:: TASK DETAILS ::
For the data below, work out how many lines include the string "查看回复" and report only the number.

:: DATA TO USE ::

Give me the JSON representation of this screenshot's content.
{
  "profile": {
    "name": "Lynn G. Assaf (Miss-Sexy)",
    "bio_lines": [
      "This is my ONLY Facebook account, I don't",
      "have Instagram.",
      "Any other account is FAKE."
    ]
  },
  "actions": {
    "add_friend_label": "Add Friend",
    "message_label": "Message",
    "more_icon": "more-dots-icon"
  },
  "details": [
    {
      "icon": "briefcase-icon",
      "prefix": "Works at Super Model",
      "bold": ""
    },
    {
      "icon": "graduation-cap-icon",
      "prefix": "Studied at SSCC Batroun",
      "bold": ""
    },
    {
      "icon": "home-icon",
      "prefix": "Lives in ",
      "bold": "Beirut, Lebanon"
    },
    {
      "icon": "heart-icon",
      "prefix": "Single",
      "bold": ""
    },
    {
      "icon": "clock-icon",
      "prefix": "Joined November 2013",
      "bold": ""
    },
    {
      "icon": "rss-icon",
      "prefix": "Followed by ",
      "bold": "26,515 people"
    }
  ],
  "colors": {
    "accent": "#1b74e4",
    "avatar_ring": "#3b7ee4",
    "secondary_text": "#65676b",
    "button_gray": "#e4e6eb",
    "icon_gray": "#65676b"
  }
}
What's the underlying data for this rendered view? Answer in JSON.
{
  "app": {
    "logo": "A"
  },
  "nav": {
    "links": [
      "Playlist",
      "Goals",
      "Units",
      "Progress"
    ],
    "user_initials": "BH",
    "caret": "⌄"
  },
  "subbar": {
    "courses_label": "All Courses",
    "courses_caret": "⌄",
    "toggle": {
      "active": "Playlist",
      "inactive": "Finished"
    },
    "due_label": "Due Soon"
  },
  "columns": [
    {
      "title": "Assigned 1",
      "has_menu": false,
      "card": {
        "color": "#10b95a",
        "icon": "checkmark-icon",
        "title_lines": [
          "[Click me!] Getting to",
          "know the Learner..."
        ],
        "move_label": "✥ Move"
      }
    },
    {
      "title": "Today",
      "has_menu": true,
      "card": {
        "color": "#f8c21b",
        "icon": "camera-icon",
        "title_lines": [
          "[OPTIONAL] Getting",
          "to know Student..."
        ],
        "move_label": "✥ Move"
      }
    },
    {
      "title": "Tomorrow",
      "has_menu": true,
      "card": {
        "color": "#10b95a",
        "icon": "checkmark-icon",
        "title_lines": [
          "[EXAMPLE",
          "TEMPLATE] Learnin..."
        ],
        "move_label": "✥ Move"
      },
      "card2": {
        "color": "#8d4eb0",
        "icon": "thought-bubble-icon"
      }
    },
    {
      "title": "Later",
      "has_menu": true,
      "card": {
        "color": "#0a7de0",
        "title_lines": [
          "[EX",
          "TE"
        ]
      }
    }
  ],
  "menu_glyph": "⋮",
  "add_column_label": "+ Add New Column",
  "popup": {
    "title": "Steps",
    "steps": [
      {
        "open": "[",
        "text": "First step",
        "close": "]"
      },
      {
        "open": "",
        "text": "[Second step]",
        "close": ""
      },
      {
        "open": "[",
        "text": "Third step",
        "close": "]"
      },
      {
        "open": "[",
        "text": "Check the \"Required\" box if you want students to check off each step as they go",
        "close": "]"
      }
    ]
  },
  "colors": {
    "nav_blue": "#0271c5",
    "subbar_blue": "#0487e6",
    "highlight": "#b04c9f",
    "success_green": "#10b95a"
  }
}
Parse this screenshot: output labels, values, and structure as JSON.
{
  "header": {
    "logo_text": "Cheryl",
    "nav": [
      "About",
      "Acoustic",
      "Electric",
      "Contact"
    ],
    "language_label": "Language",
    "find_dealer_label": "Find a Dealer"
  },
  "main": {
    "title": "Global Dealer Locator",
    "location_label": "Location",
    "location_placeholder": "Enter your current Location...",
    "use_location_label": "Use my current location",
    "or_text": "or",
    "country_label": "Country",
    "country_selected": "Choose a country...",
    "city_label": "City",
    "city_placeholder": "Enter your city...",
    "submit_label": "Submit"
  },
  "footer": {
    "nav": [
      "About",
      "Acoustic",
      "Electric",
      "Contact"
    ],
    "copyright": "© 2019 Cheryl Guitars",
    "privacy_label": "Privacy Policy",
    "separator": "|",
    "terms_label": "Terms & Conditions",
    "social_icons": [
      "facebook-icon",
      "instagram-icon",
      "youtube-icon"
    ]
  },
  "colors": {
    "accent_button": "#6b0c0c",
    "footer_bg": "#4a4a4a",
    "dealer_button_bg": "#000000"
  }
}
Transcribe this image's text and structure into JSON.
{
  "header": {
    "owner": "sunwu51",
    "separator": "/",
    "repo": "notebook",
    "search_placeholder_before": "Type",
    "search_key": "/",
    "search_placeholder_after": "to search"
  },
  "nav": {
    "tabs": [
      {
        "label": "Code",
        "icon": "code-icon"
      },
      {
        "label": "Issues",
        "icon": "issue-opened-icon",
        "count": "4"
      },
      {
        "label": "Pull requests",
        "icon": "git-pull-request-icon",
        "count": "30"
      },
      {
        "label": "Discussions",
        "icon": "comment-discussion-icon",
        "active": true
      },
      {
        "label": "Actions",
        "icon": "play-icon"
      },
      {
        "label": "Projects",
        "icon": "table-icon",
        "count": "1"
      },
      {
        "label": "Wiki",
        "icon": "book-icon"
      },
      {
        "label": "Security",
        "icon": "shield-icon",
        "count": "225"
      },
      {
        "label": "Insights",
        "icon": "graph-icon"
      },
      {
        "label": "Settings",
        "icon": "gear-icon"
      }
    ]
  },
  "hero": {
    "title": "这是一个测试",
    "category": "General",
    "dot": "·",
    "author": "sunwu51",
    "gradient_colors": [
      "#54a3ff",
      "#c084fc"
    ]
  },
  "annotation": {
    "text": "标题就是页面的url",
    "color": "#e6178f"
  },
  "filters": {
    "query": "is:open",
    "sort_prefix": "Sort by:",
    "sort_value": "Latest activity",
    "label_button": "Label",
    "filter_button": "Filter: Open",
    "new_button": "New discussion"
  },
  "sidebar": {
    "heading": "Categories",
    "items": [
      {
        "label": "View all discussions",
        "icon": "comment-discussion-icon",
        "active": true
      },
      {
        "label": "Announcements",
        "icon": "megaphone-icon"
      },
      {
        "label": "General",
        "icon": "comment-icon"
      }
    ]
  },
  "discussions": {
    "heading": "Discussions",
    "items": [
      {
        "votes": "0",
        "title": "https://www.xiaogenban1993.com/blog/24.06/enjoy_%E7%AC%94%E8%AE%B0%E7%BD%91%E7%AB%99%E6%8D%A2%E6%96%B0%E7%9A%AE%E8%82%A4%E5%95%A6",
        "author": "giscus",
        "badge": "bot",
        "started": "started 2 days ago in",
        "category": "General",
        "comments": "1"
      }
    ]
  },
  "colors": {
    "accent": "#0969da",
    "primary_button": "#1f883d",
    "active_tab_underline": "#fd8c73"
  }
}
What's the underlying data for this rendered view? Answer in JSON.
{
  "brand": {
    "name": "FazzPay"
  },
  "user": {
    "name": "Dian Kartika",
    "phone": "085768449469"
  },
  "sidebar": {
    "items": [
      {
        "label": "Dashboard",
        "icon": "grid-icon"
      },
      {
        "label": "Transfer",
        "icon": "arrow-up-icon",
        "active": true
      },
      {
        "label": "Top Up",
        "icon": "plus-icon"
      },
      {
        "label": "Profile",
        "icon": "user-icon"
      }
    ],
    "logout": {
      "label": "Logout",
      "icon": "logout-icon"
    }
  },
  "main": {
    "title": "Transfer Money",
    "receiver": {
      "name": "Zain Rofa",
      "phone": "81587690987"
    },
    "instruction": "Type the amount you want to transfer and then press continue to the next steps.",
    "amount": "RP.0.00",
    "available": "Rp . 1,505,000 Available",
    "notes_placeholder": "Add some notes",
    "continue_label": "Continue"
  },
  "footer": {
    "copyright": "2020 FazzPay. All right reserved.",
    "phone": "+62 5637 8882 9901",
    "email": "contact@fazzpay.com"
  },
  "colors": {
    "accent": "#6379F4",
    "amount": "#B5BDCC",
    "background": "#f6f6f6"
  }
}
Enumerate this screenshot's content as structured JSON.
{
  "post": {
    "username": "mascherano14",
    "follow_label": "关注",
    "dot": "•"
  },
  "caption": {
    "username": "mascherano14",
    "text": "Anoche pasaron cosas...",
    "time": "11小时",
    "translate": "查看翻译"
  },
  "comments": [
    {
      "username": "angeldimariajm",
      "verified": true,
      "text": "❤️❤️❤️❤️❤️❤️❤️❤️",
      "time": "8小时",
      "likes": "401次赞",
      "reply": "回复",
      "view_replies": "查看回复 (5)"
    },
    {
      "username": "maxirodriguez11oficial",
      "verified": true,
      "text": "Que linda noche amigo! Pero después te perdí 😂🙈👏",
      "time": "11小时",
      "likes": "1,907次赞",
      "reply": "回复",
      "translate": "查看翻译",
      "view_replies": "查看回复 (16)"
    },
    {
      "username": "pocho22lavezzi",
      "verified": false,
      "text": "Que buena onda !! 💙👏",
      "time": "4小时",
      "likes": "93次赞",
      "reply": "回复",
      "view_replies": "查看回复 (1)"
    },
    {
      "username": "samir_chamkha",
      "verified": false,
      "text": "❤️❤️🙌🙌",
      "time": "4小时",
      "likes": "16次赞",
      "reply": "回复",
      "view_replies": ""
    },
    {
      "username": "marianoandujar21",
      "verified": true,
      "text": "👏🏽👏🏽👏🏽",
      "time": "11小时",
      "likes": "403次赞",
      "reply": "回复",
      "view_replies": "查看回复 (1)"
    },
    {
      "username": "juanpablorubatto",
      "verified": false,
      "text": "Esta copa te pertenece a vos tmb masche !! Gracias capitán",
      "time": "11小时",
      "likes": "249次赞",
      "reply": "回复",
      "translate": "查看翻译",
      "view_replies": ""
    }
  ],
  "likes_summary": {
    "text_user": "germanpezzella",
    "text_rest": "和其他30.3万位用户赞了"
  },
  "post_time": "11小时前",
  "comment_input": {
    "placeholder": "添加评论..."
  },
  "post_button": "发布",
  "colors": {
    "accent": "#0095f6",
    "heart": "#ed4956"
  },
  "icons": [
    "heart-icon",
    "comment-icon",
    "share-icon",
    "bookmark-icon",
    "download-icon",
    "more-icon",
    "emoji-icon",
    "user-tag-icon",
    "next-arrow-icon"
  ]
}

:: RESULT OF THIS EXERCISE ::
4